_What is needed_
Please print every row below word for word, and leave the pictures out of your answer.

=== Supplied records ===

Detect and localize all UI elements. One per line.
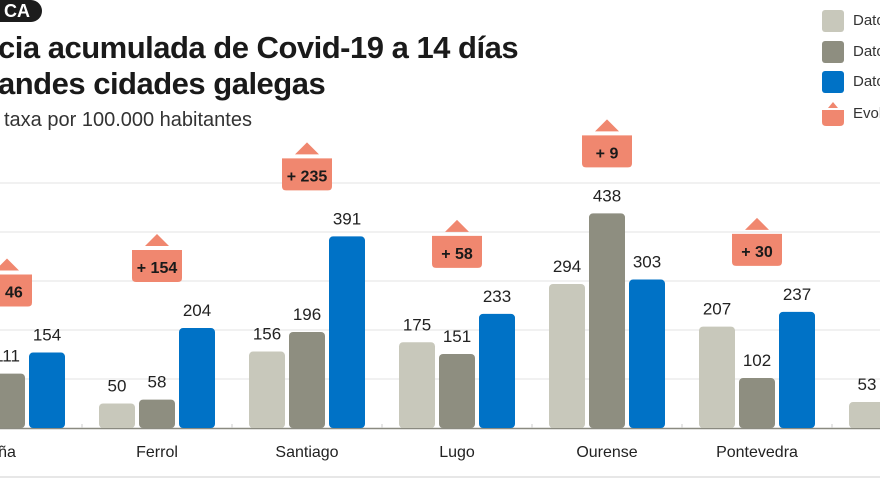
legend-label-evolution: Evol: [853, 105, 880, 122]
evolution-badge: + 235: [282, 142, 332, 191]
evolution-value: + 235: [287, 168, 328, 185]
bar-value-label: 233: [483, 287, 511, 306]
bar-3: [179, 328, 215, 428]
evolution-badge: + 9: [582, 119, 632, 168]
evolution-badge-bg: [282, 158, 332, 191]
evolution-value: + 58: [441, 246, 473, 263]
bar-2: [289, 331, 325, 428]
bar-1: [399, 342, 435, 428]
evolution-up-arrow-icon: [595, 119, 619, 132]
category-label: ña: [0, 444, 16, 461]
bar-value-label: 50: [108, 377, 127, 396]
bar-value-label: 303: [633, 253, 661, 272]
evolution-up-arrow-icon: [0, 258, 19, 271]
bar-value-label: 156: [253, 325, 281, 344]
evolution-value: + 154: [137, 260, 178, 277]
evolution-up-arrow-icon: [295, 142, 319, 155]
evolution-badge-bg: [582, 135, 632, 168]
bar-2: [139, 399, 175, 428]
bar-value-label: 102: [743, 351, 771, 370]
evolution-value: + 9: [596, 145, 619, 162]
evolution-badge-bg: [132, 250, 182, 283]
bar-value-label: 175: [403, 315, 431, 334]
bar-value-label: 204: [183, 301, 211, 320]
bar-value-label: 154: [33, 326, 61, 345]
evolution-badge-bg: [0, 274, 32, 307]
bar-3: [329, 236, 365, 428]
bar-3: [29, 352, 65, 428]
bar-3: [779, 311, 815, 428]
bar-2: [739, 378, 775, 428]
bar-value-label: 237: [783, 285, 811, 304]
evolution-up-arrow-icon: [745, 217, 769, 230]
evolution-value: + 30: [741, 244, 773, 261]
bar-value-label: 111: [0, 347, 20, 366]
bar-1: [249, 351, 285, 428]
chart-title-line2: andes cidades galegas: [0, 66, 326, 101]
evolution-badge: + 58: [432, 219, 482, 268]
legend-label-2: Dato: [853, 43, 880, 60]
evolution-legend-icon: [822, 102, 844, 126]
bar-value-label: 196: [293, 305, 321, 324]
bar-1: [549, 283, 585, 428]
bar-value-label: 294: [553, 257, 581, 276]
category-label: Lugo: [439, 444, 475, 461]
evolution-badge: + 30: [732, 217, 782, 266]
bar-value-label: 53: [858, 375, 877, 394]
legend-label-1: Dato: [853, 12, 880, 29]
evolution-up-arrow-icon: [145, 234, 169, 247]
legend-label-3: Dato: [853, 73, 880, 90]
category-label: Ourense: [576, 444, 637, 461]
bar-3: [479, 313, 515, 428]
bar-1: [99, 403, 135, 428]
section-tag: CA: [0, 0, 42, 22]
bar-1: [849, 402, 880, 428]
evolution-badge: + 46: [0, 258, 32, 307]
bar-2: [0, 373, 25, 428]
evolution-badge-bg: [432, 235, 482, 268]
evolution-up-arrow-icon: [445, 219, 469, 232]
bar-1: [699, 326, 735, 428]
chart-title-line1: cia acumulada de Covid-19 a 14 días: [0, 30, 519, 65]
bar-value-label: 151: [443, 327, 471, 346]
bar-2: [439, 354, 475, 428]
legend-swatch-2: [822, 41, 844, 63]
evolution-value: + 46: [0, 285, 23, 302]
category-label: Ferrol: [136, 444, 178, 461]
bar-2: [589, 213, 625, 428]
chart-subtitle: taxa por 100.000 habitantes: [4, 109, 252, 131]
category-label: Santiago: [275, 444, 338, 461]
bar-value-label: 391: [333, 209, 361, 228]
bar-value-label: 438: [593, 186, 621, 205]
legend-swatch-1: [822, 10, 844, 32]
legend-swatch-3: [822, 71, 844, 93]
evolution-badge-bg: [732, 233, 782, 266]
bar-value-label: 58: [148, 373, 167, 392]
category-label: Pontevedra: [716, 444, 798, 461]
evolution-badge: + 154: [132, 234, 182, 283]
bar-value-label: 207: [703, 300, 731, 319]
bar-3: [629, 279, 665, 428]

===

_Result for this task_
Detect and localize all UI elements. One per line.
legend-label-evolution: Evol: [853, 105, 880, 122]
evolution-badge: + 235: [282, 142, 332, 191]
evolution-value: + 235: [287, 168, 328, 185]
bar-value-label: 233: [483, 287, 511, 306]
bar-3: [179, 328, 215, 428]
evolution-badge: + 9: [582, 119, 632, 168]
evolution-badge-bg: [282, 158, 332, 191]
evolution-value: + 58: [441, 246, 473, 263]
bar-2: [289, 331, 325, 428]
bar-1: [399, 342, 435, 428]
evolution-up-arrow-icon: [595, 119, 619, 132]
category-label: ña: [0, 444, 16, 461]
bar-value-label: 50: [108, 377, 127, 396]
bar-value-label: 303: [633, 253, 661, 272]
evolution-up-arrow-icon: [0, 258, 19, 271]
bar-value-label: 156: [253, 325, 281, 344]
evolution-value: + 154: [137, 260, 178, 277]
evolution-up-arrow-icon: [295, 142, 319, 155]
evolution-badge-bg: [582, 135, 632, 168]
bar-2: [139, 399, 175, 428]
bar-value-label: 102: [743, 351, 771, 370]
evolution-value: + 9: [596, 145, 619, 162]
evolution-badge-bg: [132, 250, 182, 283]
bar-value-label: 175: [403, 315, 431, 334]
bar-value-label: 204: [183, 301, 211, 320]
bar-value-label: 154: [33, 326, 61, 345]
evolution-badge-bg: [0, 274, 32, 307]
bar-3: [329, 236, 365, 428]
bar-3: [29, 352, 65, 428]
bar-3: [779, 311, 815, 428]
bar-2: [739, 378, 775, 428]
bar-value-label: 237: [783, 285, 811, 304]
evolution-up-arrow-icon: [745, 217, 769, 230]
evolution-value: + 30: [741, 244, 773, 261]
bar-value-label: 111: [0, 347, 20, 366]
bar-1: [249, 351, 285, 428]
chart-title-line2: andes cidades galegas: [0, 66, 326, 101]
evolution-badge: + 58: [432, 219, 482, 268]
legend-label-2: Dato: [853, 43, 880, 60]
evolution-legend-icon: [822, 102, 844, 126]
bar-value-label: 196: [293, 305, 321, 324]
bar-1: [549, 283, 585, 428]
bar-value-label: 294: [553, 257, 581, 276]
category-label: Lugo: [439, 444, 475, 461]
evolution-badge: + 30: [732, 217, 782, 266]
bar-value-label: 53: [858, 375, 877, 394]
legend-label-1: Dato: [853, 12, 880, 29]
evolution-up-arrow-icon: [145, 234, 169, 247]
legend-label-3: Dato: [853, 73, 880, 90]
category-label: Ourense: [576, 444, 637, 461]
bar-3: [479, 313, 515, 428]
bar-1: [99, 403, 135, 428]
section-tag: CA: [0, 0, 42, 22]
bar-1: [849, 402, 880, 428]
evolution-badge: + 46: [0, 258, 32, 307]
bar-2: [0, 373, 25, 428]
evolution-badge-bg: [432, 235, 482, 268]
evolution-up-arrow-icon: [445, 219, 469, 232]
bar-1: [699, 326, 735, 428]
chart-title-line1: cia acumulada de Covid-19 a 14 días: [0, 30, 519, 65]
bar-value-label: 151: [443, 327, 471, 346]
bar-2: [439, 354, 475, 428]
legend-swatch-2: [822, 41, 844, 63]
evolution-value: + 46: [0, 285, 23, 302]
category-label: Ferrol: [136, 444, 178, 461]
bar-2: [589, 213, 625, 428]
chart-subtitle: taxa por 100.000 habitantes: [4, 109, 252, 131]
category-label: Santiago: [275, 444, 338, 461]
bar-value-label: 391: [333, 209, 361, 228]
bar-value-label: 438: [593, 186, 621, 205]
legend-swatch-1: [822, 10, 844, 32]
legend-swatch-3: [822, 71, 844, 93]
evolution-badge-bg: [732, 233, 782, 266]
bar-value-label: 58: [148, 373, 167, 392]
category-label: Pontevedra: [716, 444, 798, 461]
evolution-badge: + 154: [132, 234, 182, 283]
bar-value-label: 207: [703, 300, 731, 319]
bar-3: [629, 279, 665, 428]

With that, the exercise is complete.